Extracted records

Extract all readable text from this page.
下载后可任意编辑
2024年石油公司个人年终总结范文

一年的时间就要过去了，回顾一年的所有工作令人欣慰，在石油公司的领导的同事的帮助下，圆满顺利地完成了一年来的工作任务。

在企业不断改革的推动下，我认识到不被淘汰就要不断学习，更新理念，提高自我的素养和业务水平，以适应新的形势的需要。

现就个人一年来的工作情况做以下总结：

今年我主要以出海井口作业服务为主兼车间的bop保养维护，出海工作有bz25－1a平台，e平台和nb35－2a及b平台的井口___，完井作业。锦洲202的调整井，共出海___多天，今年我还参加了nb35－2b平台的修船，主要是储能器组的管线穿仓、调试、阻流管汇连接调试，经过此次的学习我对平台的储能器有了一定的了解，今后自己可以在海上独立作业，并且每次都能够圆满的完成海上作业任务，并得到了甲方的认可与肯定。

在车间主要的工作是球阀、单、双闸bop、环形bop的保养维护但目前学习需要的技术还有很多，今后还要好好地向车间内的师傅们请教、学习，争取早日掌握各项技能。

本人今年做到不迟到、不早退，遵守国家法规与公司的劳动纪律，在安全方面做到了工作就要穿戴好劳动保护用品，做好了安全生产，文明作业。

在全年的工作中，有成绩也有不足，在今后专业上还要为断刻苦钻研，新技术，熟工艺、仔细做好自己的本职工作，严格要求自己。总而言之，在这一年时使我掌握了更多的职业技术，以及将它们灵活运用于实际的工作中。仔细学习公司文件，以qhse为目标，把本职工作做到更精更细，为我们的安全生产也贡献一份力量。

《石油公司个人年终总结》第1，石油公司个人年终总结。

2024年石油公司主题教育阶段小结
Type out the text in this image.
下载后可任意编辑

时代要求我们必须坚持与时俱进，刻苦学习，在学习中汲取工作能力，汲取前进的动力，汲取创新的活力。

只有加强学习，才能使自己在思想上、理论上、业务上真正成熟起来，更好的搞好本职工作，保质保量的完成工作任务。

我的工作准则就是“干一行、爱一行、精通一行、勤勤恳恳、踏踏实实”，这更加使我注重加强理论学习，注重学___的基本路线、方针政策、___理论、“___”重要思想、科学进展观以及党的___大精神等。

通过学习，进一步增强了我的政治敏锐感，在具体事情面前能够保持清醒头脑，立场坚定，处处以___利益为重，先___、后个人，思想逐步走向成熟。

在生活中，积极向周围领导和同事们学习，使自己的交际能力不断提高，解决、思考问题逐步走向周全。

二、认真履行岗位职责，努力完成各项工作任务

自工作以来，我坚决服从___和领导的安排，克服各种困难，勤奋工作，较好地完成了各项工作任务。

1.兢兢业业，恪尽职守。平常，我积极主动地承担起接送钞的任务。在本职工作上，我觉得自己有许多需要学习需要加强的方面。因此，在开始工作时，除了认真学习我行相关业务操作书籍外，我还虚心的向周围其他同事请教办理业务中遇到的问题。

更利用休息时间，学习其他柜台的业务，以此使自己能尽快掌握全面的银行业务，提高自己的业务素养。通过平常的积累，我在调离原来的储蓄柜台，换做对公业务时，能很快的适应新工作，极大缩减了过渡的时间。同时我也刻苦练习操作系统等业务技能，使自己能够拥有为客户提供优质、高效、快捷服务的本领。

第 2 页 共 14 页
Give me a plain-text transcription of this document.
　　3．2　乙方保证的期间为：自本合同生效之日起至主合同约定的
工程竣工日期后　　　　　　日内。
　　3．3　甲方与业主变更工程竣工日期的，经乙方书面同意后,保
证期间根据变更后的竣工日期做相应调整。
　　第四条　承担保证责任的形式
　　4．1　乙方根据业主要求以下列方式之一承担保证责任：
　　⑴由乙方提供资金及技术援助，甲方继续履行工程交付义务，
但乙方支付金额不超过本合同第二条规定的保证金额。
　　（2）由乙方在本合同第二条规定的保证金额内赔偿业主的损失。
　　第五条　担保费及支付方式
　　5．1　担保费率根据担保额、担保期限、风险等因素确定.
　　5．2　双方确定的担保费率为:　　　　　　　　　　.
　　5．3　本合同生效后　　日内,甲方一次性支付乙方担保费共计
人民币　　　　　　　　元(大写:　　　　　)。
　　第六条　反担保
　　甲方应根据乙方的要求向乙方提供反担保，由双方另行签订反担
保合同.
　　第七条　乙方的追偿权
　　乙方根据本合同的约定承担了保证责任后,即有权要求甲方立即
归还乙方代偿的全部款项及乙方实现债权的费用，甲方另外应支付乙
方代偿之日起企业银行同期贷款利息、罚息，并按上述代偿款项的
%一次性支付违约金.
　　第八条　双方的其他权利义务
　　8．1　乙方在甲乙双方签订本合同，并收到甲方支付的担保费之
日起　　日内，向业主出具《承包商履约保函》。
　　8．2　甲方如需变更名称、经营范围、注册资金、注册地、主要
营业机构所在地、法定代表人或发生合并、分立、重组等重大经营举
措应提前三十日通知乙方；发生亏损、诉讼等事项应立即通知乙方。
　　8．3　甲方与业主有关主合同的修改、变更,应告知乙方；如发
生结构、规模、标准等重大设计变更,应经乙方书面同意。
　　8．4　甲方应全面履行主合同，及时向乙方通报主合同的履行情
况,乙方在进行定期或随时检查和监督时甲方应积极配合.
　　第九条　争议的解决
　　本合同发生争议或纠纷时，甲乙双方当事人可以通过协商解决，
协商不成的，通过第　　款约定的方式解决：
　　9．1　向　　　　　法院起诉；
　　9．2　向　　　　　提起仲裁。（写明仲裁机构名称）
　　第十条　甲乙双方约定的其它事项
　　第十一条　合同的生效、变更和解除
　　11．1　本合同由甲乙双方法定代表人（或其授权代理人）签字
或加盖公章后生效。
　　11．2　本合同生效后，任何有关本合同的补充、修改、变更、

AIM – Return all of the data exactly as it reads.

RESULT FOR THIS EXERCISE –
Extract all readable text from this page.
下载后可任意编辑
2024年石油公司个人年终总结范文

一年的时间就要过去了，回顾一年的所有工作令人欣慰，在石油公司的领导的同事的帮助下，圆满顺利地完成了一年来的工作任务。

在企业不断改革的推动下，我认识到不被淘汰就要不断学习，更新理念，提高自我的素养和业务水平，以适应新的形势的需要。

现就个人一年来的工作情况做以下总结：

今年我主要以出海井口作业服务为主兼车间的bop保养维护，出海工作有bz25－1a平台，e平台和nb35－2a及b平台的井口___，完井作业。锦洲202的调整井，共出海___多天，今年我还参加了nb35－2b平台的修船，主要是储能器组的管线穿仓、调试、阻流管汇连接调试，经过此次的学习我对平台的储能器有了一定的了解，今后自己可以在海上独立作业，并且每次都能够圆满的完成海上作业任务，并得到了甲方的认可与肯定。

在车间主要的工作是球阀、单、双闸bop、环形bop的保养维护但目前学习需要的技术还有很多，今后还要好好地向车间内的师傅们请教、学习，争取早日掌握各项技能。

本人今年做到不迟到、不早退，遵守国家法规与公司的劳动纪律，在安全方面做到了工作就要穿戴好劳动保护用品，做好了安全生产，文明作业。

在全年的工作中，有成绩也有不足，在今后专业上还要为断刻苦钻研，新技术，熟工艺、仔细做好自己的本职工作，严格要求自己。总而言之，在这一年时使我掌握了更多的职业技术，以及将它们灵活运用于实际的工作中。仔细学习公司文件，以qhse为目标，把本职工作做到更精更细，为我们的安全生产也贡献一份力量。

《石油公司个人年终总结》第1，石油公司个人年终总结。

2024年石油公司主题教育阶段小结
Type out the text in this image.
下载后可任意编辑

时代要求我们必须坚持与时俱进，刻苦学习，在学习中汲取工作能力，汲取前进的动力，汲取创新的活力。

只有加强学习，才能使自己在思想上、理论上、业务上真正成熟起来，更好的搞好本职工作，保质保量的完成工作任务。

我的工作准则就是“干一行、爱一行、精通一行、勤勤恳恳、踏踏实实”，这更加使我注重加强理论学习，注重学___的基本路线、方针政策、___理论、“___”重要思想、科学进展观以及党的___大精神等。

通过学习，进一步增强了我的政治敏锐感，在具体事情面前能够保持清醒头脑，立场坚定，处处以___利益为重，先___、后个人，思想逐步走向成熟。

在生活中，积极向周围领导和同事们学习，使自己的交际能力不断提高，解决、思考问题逐步走向周全。

二、认真履行岗位职责，努力完成各项工作任务

自工作以来，我坚决服从___和领导的安排，克服各种困难，勤奋工作，较好地完成了各项工作任务。

1.兢兢业业，恪尽职守。平常，我积极主动地承担起接送钞的任务。在本职工作上，我觉得自己有许多需要学习需要加强的方面。因此，在开始工作时，除了认真学习我行相关业务操作书籍外，我还虚心的向周围其他同事请教办理业务中遇到的问题。

更利用休息时间，学习其他柜台的业务，以此使自己能尽快掌握全面的银行业务，提高自己的业务素养。通过平常的积累，我在调离原来的储蓄柜台，换做对公业务时，能很快的适应新工作，极大缩减了过渡的时间。同时我也刻苦练习操作系统等业务技能，使自己能够拥有为客户提供优质、高效、快捷服务的本领。

第 2 页 共 14 页
Give me a plain-text transcription of this document.
　　3．2　乙方保证的期间为：自本合同生效之日起至主合同约定的
工程竣工日期后　　　　　　日内。
　　3．3　甲方与业主变更工程竣工日期的，经乙方书面同意后,保
证期间根据变更后的竣工日期做相应调整。
　　第四条　承担保证责任的形式
　　4．1　乙方根据业主要求以下列方式之一承担保证责任：
　　⑴由乙方提供资金及技术援助，甲方继续履行工程交付义务，
但乙方支付金额不超过本合同第二条规定的保证金额。
　　（2）由乙方在本合同第二条规定的保证金额内赔偿业主的损失。
　　第五条　担保费及支付方式
　　5．1　担保费率根据担保额、担保期限、风险等因素确定.
　　5．2　双方确定的担保费率为:　　　　　　　　　　.
　　5．3　本合同生效后　　日内,甲方一次性支付乙方担保费共计
人民币　　　　　　　　元(大写:　　　　　)。
　　第六条　反担保
　　甲方应根据乙方的要求向乙方提供反担保，由双方另行签订反担
保合同.
　　第七条　乙方的追偿权
　　乙方根据本合同的约定承担了保证责任后,即有权要求甲方立即
归还乙方代偿的全部款项及乙方实现债权的费用，甲方另外应支付乙
方代偿之日起企业银行同期贷款利息、罚息，并按上述代偿款项的
%一次性支付违约金.
　　第八条　双方的其他权利义务
　　8．1　乙方在甲乙双方签订本合同，并收到甲方支付的担保费之
日起　　日内，向业主出具《承包商履约保函》。
　　8．2　甲方如需变更名称、经营范围、注册资金、注册地、主要
营业机构所在地、法定代表人或发生合并、分立、重组等重大经营举
措应提前三十日通知乙方；发生亏损、诉讼等事项应立即通知乙方。
　　8．3　甲方与业主有关主合同的修改、变更,应告知乙方；如发
生结构、规模、标准等重大设计变更,应经乙方书面同意。
　　8．4　甲方应全面履行主合同，及时向乙方通报主合同的履行情
况,乙方在进行定期或随时检查和监督时甲方应积极配合.
　　第九条　争议的解决
　　本合同发生争议或纠纷时，甲乙双方当事人可以通过协商解决，
协商不成的，通过第　　款约定的方式解决：
　　9．1　向　　　　　法院起诉；
　　9．2　向　　　　　提起仲裁。（写明仲裁机构名称）
　　第十条　甲乙双方约定的其它事项
　　第十一条　合同的生效、变更和解除
　　11．1　本合同由甲乙双方法定代表人（或其授权代理人）签字
或加盖公章后生效。
　　11．2　本合同生效后，任何有关本合同的补充、修改、变更、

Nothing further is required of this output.